**PROVIDED TEXT:**
Start

Cohen's films are full of quotable dialogue. In Full-Moon High (1981), a teenage werewolf puts off his girlfriend's advances with the excuse that it's “his time of the month.” The Stuff (1985) concerns a parasitic goo from beneath the Earth's crust that manages to get itself marketed as a dessert. The film's hero announces proudly at the beginning, "Nobody could be as dumb as I appear," and later delivers the maxim, "Everybody has to eat shaving cream now and then."

In Q (aka The Winged Serpent, 1982), the Aztec god Quetzalcoatl is resurrected and flies about New York City snatching human sacrifices off the skyscrapers. Cohen was able to employ the talents of Michael Moriarty, David Carradine, and Candy Clark, and the film is one of his most sophisticated, but it still manages to include such lines as “Maybe his head got loose and fell off.” and "I want a Nixon type pardon!"

Perhaps Cohen’s most complex film, as well as his darkest, is God Told Me To (aka Demon, 1976), in which a troubled Catholic detective is faced with an epidemic of murders carried out by apparently normal people who claim, with quiet satisfaction, that God told them to do it. The film mixes science fiction and horror with religious satire.

End

**EXERCISES TO COMPLETE:**
- A) In the passage on Cohen's films, write out the part starting at "Perhaps Cohen’s most" and ending at "with religious satire.", changing "darkest" to "bleakest".
- B) Translate this sentence from the passage on Cohen's films into Spanish: "The film mixes science fiction and horror with religious satire."

Element and box listings:
Start

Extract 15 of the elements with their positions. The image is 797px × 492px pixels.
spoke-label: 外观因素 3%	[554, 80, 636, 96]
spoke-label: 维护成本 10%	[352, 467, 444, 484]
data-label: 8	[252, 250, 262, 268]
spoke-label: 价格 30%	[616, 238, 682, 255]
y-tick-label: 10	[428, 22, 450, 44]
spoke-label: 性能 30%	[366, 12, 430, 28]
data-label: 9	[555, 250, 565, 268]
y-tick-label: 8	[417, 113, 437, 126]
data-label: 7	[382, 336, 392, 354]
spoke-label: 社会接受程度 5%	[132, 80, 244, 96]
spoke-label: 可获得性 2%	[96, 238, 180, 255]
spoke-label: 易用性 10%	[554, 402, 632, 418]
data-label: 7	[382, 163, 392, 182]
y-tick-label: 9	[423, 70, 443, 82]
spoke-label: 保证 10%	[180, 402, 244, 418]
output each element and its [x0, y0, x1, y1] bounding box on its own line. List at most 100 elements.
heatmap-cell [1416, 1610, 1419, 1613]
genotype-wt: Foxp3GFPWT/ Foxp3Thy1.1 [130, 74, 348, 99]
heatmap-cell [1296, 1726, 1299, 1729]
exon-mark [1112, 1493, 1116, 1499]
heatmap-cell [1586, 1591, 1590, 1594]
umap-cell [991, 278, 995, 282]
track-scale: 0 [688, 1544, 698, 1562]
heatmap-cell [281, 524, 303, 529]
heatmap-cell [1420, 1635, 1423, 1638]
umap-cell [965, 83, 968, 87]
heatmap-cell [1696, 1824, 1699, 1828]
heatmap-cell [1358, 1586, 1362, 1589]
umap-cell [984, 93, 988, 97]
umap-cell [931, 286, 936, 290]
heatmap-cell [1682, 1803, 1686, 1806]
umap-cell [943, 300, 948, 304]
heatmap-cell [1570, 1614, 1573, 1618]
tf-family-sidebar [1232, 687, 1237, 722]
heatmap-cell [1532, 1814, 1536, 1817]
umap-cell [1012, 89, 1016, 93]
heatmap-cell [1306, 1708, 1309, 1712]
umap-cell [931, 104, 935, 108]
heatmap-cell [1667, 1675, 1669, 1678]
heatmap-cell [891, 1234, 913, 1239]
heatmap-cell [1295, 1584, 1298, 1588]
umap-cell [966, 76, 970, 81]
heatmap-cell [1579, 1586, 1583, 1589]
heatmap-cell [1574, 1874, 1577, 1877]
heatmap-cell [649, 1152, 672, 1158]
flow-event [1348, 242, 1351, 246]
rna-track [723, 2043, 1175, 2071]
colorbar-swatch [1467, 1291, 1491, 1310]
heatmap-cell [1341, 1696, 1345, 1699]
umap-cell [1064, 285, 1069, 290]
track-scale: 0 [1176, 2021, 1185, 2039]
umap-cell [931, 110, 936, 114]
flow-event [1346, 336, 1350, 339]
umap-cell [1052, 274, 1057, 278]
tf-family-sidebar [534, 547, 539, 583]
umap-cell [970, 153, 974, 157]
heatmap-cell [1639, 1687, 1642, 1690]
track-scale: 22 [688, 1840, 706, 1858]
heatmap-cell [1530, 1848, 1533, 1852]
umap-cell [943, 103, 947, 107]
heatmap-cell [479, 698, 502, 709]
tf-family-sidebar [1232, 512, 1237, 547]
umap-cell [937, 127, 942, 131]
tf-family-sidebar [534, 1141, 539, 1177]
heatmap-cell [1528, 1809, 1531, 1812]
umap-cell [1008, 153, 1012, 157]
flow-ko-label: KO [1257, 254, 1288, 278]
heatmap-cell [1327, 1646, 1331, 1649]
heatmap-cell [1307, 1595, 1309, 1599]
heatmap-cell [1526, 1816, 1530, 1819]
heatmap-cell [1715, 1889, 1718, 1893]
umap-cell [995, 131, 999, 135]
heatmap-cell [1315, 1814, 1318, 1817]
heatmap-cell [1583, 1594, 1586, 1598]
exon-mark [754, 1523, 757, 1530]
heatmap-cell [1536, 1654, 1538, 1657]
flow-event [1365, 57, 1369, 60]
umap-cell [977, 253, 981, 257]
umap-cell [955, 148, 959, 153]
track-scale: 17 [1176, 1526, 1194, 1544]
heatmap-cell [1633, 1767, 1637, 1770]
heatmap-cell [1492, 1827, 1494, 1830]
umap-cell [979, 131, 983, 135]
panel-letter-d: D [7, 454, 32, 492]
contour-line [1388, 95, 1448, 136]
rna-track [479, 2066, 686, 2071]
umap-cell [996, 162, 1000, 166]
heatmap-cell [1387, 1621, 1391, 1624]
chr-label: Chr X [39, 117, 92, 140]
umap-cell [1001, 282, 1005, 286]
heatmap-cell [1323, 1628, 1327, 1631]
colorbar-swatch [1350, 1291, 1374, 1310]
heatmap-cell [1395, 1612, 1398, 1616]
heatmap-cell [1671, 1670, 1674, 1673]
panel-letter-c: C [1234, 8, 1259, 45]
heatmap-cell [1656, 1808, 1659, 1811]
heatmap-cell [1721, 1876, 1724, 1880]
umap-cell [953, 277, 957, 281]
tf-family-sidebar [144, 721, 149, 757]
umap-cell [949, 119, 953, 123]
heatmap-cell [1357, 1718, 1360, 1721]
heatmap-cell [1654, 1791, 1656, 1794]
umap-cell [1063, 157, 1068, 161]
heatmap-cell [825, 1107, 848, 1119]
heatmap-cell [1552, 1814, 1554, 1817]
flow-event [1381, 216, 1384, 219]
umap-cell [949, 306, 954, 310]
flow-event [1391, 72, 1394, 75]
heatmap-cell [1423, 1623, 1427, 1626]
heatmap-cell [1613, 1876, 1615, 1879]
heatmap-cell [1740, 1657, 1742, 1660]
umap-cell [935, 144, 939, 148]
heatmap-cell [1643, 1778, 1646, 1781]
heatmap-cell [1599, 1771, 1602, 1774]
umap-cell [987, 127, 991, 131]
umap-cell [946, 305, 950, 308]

End

**SOLVED TASKS:**
- A)
Perhaps Cohen’s most complex film, as well as his bleakest, is God Told Me To (aka Demon, 1976), in which a troubled Catholic detective is faced with an epidemic of murders carried out by apparently normal people who claim, with quiet satisfaction, that God told them to do it. The film mixes science fiction and horror with religious satire.

- B) La película mezcla la ciencia ficción y el terror con la sátira religiosa.